[Records for the exercise]
##############################
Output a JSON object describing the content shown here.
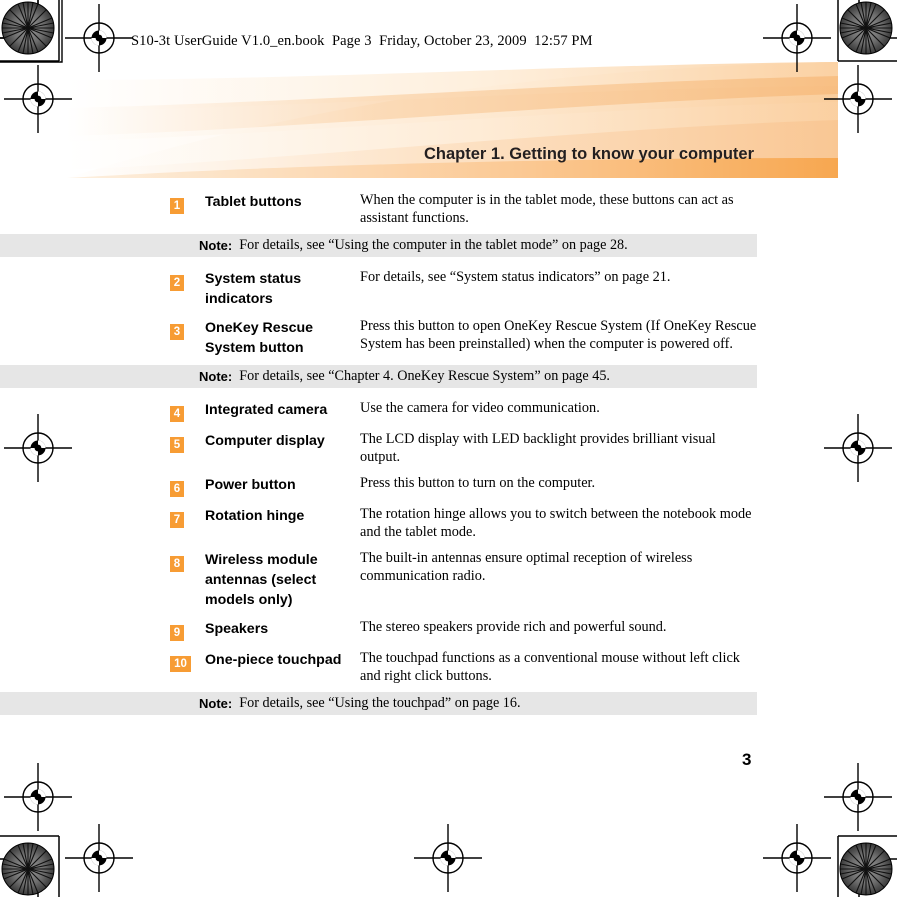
{
  "header": {
    "file_line": "S10-3t UserGuide V1.0_en.book  Page 3  Friday, October 23, 2009  12:57 PM"
  },
  "banner": {
    "chapter_title": "Chapter 1. Getting to know your computer",
    "accent_color": "#f9c794",
    "band_color": "#f9a94f"
  },
  "colors": {
    "badge_orange": "#f79c34",
    "note_background": "#e6e6e6",
    "text": "#000000"
  },
  "items": [
    {
      "number": "1",
      "label": "Tablet buttons",
      "description": "When the computer is in the tablet mode, these buttons can act as assistant functions."
    },
    {
      "number": "2",
      "label": "System status indicators",
      "description": "For details, see “System status indicators” on page 21."
    },
    {
      "number": "3",
      "label": "OneKey Rescue System button",
      "description": "Press this button to open OneKey Rescue System (If OneKey Rescue System has been preinstalled) when the computer is powered off."
    },
    {
      "number": "4",
      "label": "Integrated camera",
      "description": "Use the camera for video communication."
    },
    {
      "number": "5",
      "label": "Computer display",
      "description": "The LCD display with LED backlight provides brilliant visual output."
    },
    {
      "number": "6",
      "label": "Power button",
      "description": "Press this button to turn on the computer."
    },
    {
      "number": "7",
      "label": "Rotation hinge",
      "description": "The rotation hinge allows you to switch between the notebook mode and the tablet mode."
    },
    {
      "number": "8",
      "label": "Wireless module antennas (select models only)",
      "description": "The built-in antennas ensure optimal reception of wireless communication radio."
    },
    {
      "number": "9",
      "label": "Speakers",
      "description": "The stereo speakers provide rich and powerful sound."
    },
    {
      "number": "10",
      "label": "One-piece touchpad",
      "description": "The touchpad functions as a conventional mouse without left click and right click buttons."
    }
  ],
  "notes": [
    {
      "label": "Note:",
      "text": "For details, see “Using the computer in the tablet mode” on page 28."
    },
    {
      "label": "Note:",
      "text": "For details, see “Chapter 4. OneKey Rescue System” on page 45."
    },
    {
      "label": "Note:",
      "text": "For details, see “Using the touchpad” on page 16."
    }
  ],
  "footer": {
    "page_number": "3"
  }
}
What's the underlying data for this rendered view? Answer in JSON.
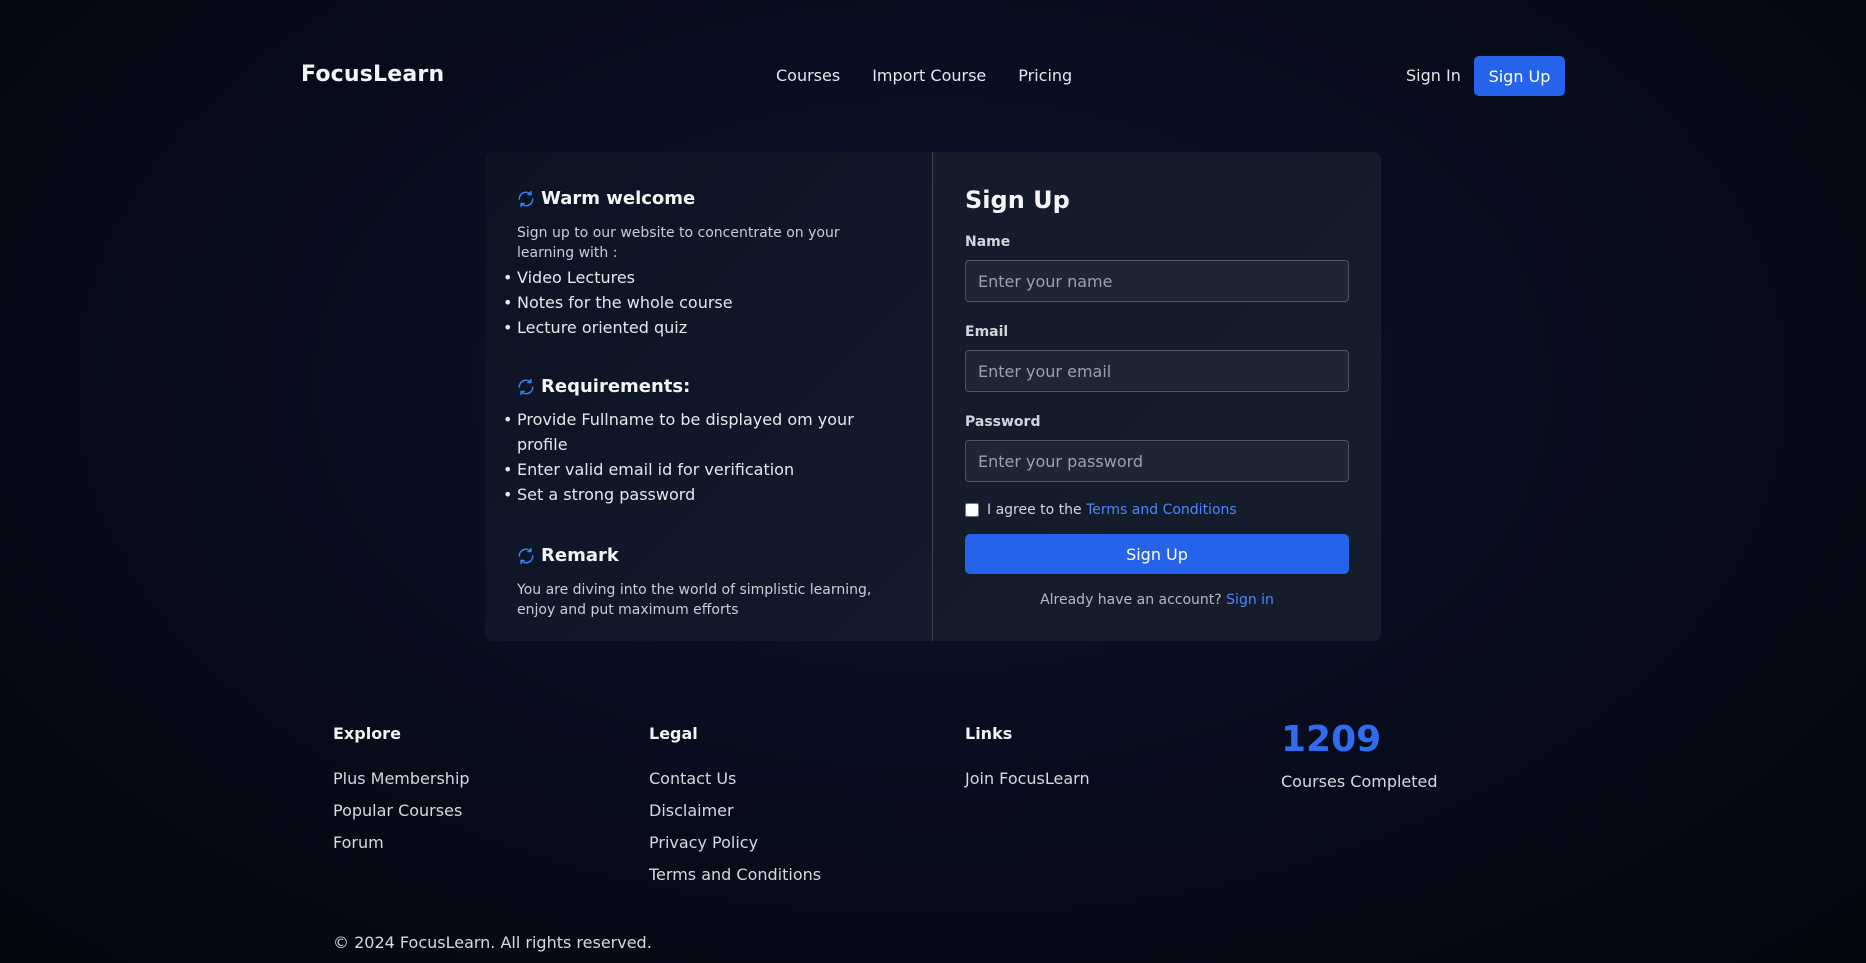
{
  "brand": "FocusLearn",
  "nav": {
    "links": [
      "Courses",
      "Import Course",
      "Pricing"
    ],
    "sign_in": "Sign In",
    "sign_up": "Sign Up"
  },
  "info": {
    "welcome": {
      "title": "Warm welcome",
      "desc": "Sign up to our website to concentrate on your learning with :",
      "items": [
        "Video Lectures",
        "Notes for the whole course",
        "Lecture oriented quiz"
      ]
    },
    "requirements": {
      "title": "Requirements:",
      "items": [
        "Provide Fullname to be displayed om your profile",
        "Enter valid email id for verification",
        "Set a strong password"
      ]
    },
    "remark": {
      "title": "Remark",
      "desc": "You are diving into the world of simplistic learning, enjoy and put maximum efforts"
    }
  },
  "form": {
    "title": "Sign Up",
    "name_label": "Name",
    "name_placeholder": "Enter your name",
    "email_label": "Email",
    "email_placeholder": "Enter your email",
    "password_label": "Password",
    "password_placeholder": "Enter your password",
    "agree_text": "I agree to the",
    "terms_link": "Terms and Conditions",
    "terms_checked": false,
    "submit": "Sign Up",
    "already_text": "Already have an account?",
    "signin_link": "Sign in"
  },
  "footer": {
    "explore": {
      "title": "Explore",
      "items": [
        "Plus Membership",
        "Popular Courses",
        "Forum"
      ]
    },
    "legal": {
      "title": "Legal",
      "items": [
        "Contact Us",
        "Disclaimer",
        "Privacy Policy",
        "Terms and Conditions"
      ]
    },
    "links": {
      "title": "Links",
      "items": [
        "Join FocusLearn"
      ]
    },
    "stat": {
      "value": "1209",
      "label": "Courses Completed"
    },
    "copyright": "© 2024 FocusLearn. All rights reserved."
  },
  "colors": {
    "accent": "#2563eb",
    "link": "#4a86ff",
    "stat": "#2f6cf0"
  },
  "icons": {
    "section": "sync-icon"
  }
}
##############################
[Task requirements] Copy out every line from the material above in which the word "Conditions" appears.

[Complete response]
    "terms_link": "Terms and Conditions",
        "Terms and Conditions"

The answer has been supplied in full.